== Written request ==
Could you write out the records below exactly as they appear?

····················

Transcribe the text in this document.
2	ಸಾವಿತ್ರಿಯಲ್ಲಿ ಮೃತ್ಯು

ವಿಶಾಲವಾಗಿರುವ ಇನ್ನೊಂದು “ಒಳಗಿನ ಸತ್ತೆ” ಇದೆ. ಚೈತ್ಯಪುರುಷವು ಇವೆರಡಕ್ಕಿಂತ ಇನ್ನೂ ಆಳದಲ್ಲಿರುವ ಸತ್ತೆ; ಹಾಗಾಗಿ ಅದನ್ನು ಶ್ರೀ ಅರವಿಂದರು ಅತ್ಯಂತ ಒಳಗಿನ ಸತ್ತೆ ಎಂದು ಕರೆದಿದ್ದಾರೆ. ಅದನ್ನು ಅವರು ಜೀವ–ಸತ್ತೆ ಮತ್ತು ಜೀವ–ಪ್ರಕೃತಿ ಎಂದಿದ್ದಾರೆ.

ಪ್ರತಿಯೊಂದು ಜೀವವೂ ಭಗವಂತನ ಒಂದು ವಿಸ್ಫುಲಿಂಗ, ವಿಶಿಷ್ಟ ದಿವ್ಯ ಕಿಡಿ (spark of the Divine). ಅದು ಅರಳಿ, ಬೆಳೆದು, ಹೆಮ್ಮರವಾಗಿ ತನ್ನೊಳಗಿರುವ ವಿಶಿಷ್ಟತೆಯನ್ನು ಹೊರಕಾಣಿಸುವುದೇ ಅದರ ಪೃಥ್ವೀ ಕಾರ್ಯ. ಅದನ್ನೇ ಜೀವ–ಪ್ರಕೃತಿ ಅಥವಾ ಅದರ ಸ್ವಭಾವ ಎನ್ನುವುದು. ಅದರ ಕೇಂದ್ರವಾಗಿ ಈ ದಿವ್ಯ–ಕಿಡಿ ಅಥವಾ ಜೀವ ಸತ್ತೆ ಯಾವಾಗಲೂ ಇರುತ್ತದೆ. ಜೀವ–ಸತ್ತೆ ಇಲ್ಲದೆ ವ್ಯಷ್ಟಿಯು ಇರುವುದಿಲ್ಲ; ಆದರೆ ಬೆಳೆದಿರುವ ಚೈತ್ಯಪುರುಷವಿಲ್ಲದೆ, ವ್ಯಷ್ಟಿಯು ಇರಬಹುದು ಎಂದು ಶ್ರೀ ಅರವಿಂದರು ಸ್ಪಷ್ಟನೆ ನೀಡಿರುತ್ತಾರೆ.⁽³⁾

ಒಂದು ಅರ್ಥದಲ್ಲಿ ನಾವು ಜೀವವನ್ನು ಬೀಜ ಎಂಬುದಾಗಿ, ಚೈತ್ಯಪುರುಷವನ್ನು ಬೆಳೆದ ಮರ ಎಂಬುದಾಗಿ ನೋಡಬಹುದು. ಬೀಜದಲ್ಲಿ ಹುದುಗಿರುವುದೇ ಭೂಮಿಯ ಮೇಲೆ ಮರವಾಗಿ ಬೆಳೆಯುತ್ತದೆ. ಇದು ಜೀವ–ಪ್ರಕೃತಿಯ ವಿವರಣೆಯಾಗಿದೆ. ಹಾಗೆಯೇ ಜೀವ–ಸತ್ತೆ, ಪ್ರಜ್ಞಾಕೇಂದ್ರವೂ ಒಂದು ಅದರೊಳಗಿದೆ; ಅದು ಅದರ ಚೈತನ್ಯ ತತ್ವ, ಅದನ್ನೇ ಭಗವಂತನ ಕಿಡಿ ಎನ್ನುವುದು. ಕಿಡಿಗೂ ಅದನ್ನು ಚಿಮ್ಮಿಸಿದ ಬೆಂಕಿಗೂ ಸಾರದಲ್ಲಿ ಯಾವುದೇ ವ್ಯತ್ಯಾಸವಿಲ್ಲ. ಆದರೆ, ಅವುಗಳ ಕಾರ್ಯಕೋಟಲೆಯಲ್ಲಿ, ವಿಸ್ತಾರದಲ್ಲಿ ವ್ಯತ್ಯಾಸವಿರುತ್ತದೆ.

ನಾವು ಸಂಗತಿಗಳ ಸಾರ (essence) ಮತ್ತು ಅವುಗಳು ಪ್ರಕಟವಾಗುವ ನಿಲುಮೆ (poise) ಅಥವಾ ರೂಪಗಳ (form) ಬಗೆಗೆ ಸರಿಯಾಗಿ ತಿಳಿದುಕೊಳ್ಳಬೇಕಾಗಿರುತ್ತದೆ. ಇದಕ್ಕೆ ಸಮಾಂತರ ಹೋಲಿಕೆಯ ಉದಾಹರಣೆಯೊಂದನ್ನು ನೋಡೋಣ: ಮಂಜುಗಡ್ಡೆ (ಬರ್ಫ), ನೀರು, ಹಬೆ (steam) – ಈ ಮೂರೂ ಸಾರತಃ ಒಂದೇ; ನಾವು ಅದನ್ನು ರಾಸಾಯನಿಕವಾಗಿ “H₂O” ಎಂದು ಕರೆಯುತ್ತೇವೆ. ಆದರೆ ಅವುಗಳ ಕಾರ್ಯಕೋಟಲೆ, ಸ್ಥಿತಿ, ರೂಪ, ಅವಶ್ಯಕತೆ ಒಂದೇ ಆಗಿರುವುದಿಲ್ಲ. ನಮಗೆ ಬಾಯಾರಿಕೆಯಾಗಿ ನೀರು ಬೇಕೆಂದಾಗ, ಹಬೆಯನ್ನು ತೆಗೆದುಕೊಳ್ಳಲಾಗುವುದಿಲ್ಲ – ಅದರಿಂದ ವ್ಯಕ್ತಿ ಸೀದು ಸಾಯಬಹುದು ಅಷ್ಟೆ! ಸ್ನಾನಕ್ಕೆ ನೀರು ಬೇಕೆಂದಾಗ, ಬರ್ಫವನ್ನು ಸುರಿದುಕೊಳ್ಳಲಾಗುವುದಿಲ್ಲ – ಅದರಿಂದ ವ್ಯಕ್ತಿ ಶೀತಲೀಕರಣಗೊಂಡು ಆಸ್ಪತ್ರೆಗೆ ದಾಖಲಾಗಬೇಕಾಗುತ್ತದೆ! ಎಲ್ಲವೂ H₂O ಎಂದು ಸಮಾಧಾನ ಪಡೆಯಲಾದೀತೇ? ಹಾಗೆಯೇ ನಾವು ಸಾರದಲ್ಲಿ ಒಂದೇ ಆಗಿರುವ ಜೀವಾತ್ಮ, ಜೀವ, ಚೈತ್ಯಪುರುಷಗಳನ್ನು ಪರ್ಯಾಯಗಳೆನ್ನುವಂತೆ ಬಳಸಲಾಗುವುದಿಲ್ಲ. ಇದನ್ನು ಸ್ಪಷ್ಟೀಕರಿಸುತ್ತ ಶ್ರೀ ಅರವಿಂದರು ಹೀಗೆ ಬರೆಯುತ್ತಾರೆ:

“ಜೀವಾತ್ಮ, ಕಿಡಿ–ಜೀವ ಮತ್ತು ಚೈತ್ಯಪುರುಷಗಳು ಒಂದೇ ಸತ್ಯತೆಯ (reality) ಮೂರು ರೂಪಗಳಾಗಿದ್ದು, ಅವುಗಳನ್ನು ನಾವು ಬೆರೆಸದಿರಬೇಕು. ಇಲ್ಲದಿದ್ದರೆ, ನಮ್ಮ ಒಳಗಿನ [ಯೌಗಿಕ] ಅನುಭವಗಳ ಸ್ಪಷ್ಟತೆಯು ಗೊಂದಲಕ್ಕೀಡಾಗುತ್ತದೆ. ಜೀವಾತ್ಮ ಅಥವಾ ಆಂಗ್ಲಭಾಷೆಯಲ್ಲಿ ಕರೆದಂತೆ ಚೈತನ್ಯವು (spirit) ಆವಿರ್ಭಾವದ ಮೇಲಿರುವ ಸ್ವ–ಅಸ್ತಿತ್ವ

····················

== Exercise response ==
Transcribe the text in this document.
2	ಸಾವಿತ್ರಿಯಲ್ಲಿ ಮೃತ್ಯು

ವಿಶಾಲವಾಗಿರುವ ಇನ್ನೊಂದು “ಒಳಗಿನ ಸತ್ತೆ” ಇದೆ. ಚೈತ್ಯಪುರುಷವು ಇವೆರಡಕ್ಕಿಂತ ಇನ್ನೂ ಆಳದಲ್ಲಿರುವ ಸತ್ತೆ; ಹಾಗಾಗಿ ಅದನ್ನು ಶ್ರೀ ಅರವಿಂದರು ಅತ್ಯಂತ ಒಳಗಿನ ಸತ್ತೆ ಎಂದು ಕರೆದಿದ್ದಾರೆ. ಅದನ್ನು ಅವರು ಜೀವ–ಸತ್ತೆ ಮತ್ತು ಜೀವ–ಪ್ರಕೃತಿ ಎಂದಿದ್ದಾರೆ.

ಪ್ರತಿಯೊಂದು ಜೀವವೂ ಭಗವಂತನ ಒಂದು ವಿಸ್ಫುಲಿಂಗ, ವಿಶಿಷ್ಟ ದಿವ್ಯ ಕಿಡಿ (spark of the Divine). ಅದು ಅರಳಿ, ಬೆಳೆದು, ಹೆಮ್ಮರವಾಗಿ ತನ್ನೊಳಗಿರುವ ವಿಶಿಷ್ಟತೆಯನ್ನು ಹೊರಕಾಣಿಸುವುದೇ ಅದರ ಪೃಥ್ವೀ ಕಾರ್ಯ. ಅದನ್ನೇ ಜೀವ–ಪ್ರಕೃತಿ ಅಥವಾ ಅದರ ಸ್ವಭಾವ ಎನ್ನುವುದು. ಅದರ ಕೇಂದ್ರವಾಗಿ ಈ ದಿವ್ಯ–ಕಿಡಿ ಅಥವಾ ಜೀವ ಸತ್ತೆ ಯಾವಾಗಲೂ ಇರುತ್ತದೆ. ಜೀವ–ಸತ್ತೆ ಇಲ್ಲದೆ ವ್ಯಷ್ಟಿಯು ಇರುವುದಿಲ್ಲ; ಆದರೆ ಬೆಳೆದಿರುವ ಚೈತ್ಯಪುರುಷವಿಲ್ಲದೆ, ವ್ಯಷ್ಟಿಯು ಇರಬಹುದು ಎಂದು ಶ್ರೀ ಅರವಿಂದರು ಸ್ಪಷ್ಟನೆ ನೀಡಿರುತ್ತಾರೆ.⁽³⁾

ಒಂದು ಅರ್ಥದಲ್ಲಿ ನಾವು ಜೀವವನ್ನು ಬೀಜ ಎಂಬುದಾಗಿ, ಚೈತ್ಯಪುರುಷವನ್ನು ಬೆಳೆದ ಮರ ಎಂಬುದಾಗಿ ನೋಡಬಹುದು. ಬೀಜದಲ್ಲಿ ಹುದುಗಿರುವುದೇ ಭೂಮಿಯ ಮೇಲೆ ಮರವಾಗಿ ಬೆಳೆಯುತ್ತದೆ. ಇದು ಜೀವ–ಪ್ರಕೃತಿಯ ವಿವರಣೆಯಾಗಿದೆ. ಹಾಗೆಯೇ ಜೀವ–ಸತ್ತೆ, ಪ್ರಜ್ಞಾಕೇಂದ್ರವೂ ಒಂದು ಅದರೊಳಗಿದೆ; ಅದು ಅದರ ಚೈತನ್ಯ ತತ್ವ, ಅದನ್ನೇ ಭಗವಂತನ ಕಿಡಿ ಎನ್ನುವುದು. ಕಿಡಿಗೂ ಅದನ್ನು ಚಿಮ್ಮಿಸಿದ ಬೆಂಕಿಗೂ ಸಾರದಲ್ಲಿ ಯಾವುದೇ ವ್ಯತ್ಯಾಸವಿಲ್ಲ. ಆದರೆ, ಅವುಗಳ ಕಾರ್ಯಕೋಟಲೆಯಲ್ಲಿ, ವಿಸ್ತಾರದಲ್ಲಿ ವ್ಯತ್ಯಾಸವಿರುತ್ತದೆ.

ನಾವು ಸಂಗತಿಗಳ ಸಾರ (essence) ಮತ್ತು ಅವುಗಳು ಪ್ರಕಟವಾಗುವ ನಿಲುಮೆ (poise) ಅಥವಾ ರೂಪಗಳ (form) ಬಗೆಗೆ ಸರಿಯಾಗಿ ತಿಳಿದುಕೊಳ್ಳಬೇಕಾಗಿರುತ್ತದೆ. ಇದಕ್ಕೆ ಸಮಾಂತರ ಹೋಲಿಕೆಯ ಉದಾಹರಣೆಯೊಂದನ್ನು ನೋಡೋಣ: ಮಂಜುಗಡ್ಡೆ (ಬರ್ಫ), ನೀರು, ಹಬೆ (steam) – ಈ ಮೂರೂ ಸಾರತಃ ಒಂದೇ; ನಾವು ಅದನ್ನು ರಾಸಾಯನಿಕವಾಗಿ “H₂O” ಎಂದು ಕರೆಯುತ್ತೇವೆ. ಆದರೆ ಅವುಗಳ ಕಾರ್ಯಕೋಟಲೆ, ಸ್ಥಿತಿ, ರೂಪ, ಅವಶ್ಯಕತೆ ಒಂದೇ ಆಗಿರುವುದಿಲ್ಲ. ನಮಗೆ ಬಾಯಾರಿಕೆಯಾಗಿ ನೀರು ಬೇಕೆಂದಾಗ, ಹಬೆಯನ್ನು ತೆಗೆದುಕೊಳ್ಳಲಾಗುವುದಿಲ್ಲ – ಅದರಿಂದ ವ್ಯಕ್ತಿ ಸೀದು ಸಾಯಬಹುದು ಅಷ್ಟೆ! ಸ್ನಾನಕ್ಕೆ ನೀರು ಬೇಕೆಂದಾಗ, ಬರ್ಫವನ್ನು ಸುರಿದುಕೊಳ್ಳಲಾಗುವುದಿಲ್ಲ – ಅದರಿಂದ ವ್ಯಕ್ತಿ ಶೀತಲೀಕರಣಗೊಂಡು ಆಸ್ಪತ್ರೆಗೆ ದಾಖಲಾಗಬೇಕಾಗುತ್ತದೆ! ಎಲ್ಲವೂ H₂O ಎಂದು ಸಮಾಧಾನ ಪಡೆಯಲಾದೀತೇ? ಹಾಗೆಯೇ ನಾವು ಸಾರದಲ್ಲಿ ಒಂದೇ ಆಗಿರುವ ಜೀವಾತ್ಮ, ಜೀವ, ಚೈತ್ಯಪುರುಷಗಳನ್ನು ಪರ್ಯಾಯಗಳೆನ್ನುವಂತೆ ಬಳಸಲಾಗುವುದಿಲ್ಲ. ಇದನ್ನು ಸ್ಪಷ್ಟೀಕರಿಸುತ್ತ ಶ್ರೀ ಅರವಿಂದರು ಹೀಗೆ ಬರೆಯುತ್ತಾರೆ:

“ಜೀವಾತ್ಮ, ಕಿಡಿ–ಜೀವ ಮತ್ತು ಚೈತ್ಯಪುರುಷಗಳು ಒಂದೇ ಸತ್ಯತೆಯ (reality) ಮೂರು ರೂಪಗಳಾಗಿದ್ದು, ಅವುಗಳನ್ನು ನಾವು ಬೆರೆಸದಿರಬೇಕು. ಇಲ್ಲದಿದ್ದರೆ, ನಮ್ಮ ಒಳಗಿನ [ಯೌಗಿಕ] ಅನುಭವಗಳ ಸ್ಪಷ್ಟತೆಯು ಗೊಂದಲಕ್ಕೀಡಾಗುತ್ತದೆ. ಜೀವಾತ್ಮ ಅಥವಾ ಆಂಗ್ಲಭಾಷೆಯಲ್ಲಿ ಕರೆದಂತೆ ಚೈತನ್ಯವು (spirit) ಆವಿರ್ಭಾವದ ಮೇಲಿರುವ ಸ್ವ–ಅಸ್ತಿತ್ವ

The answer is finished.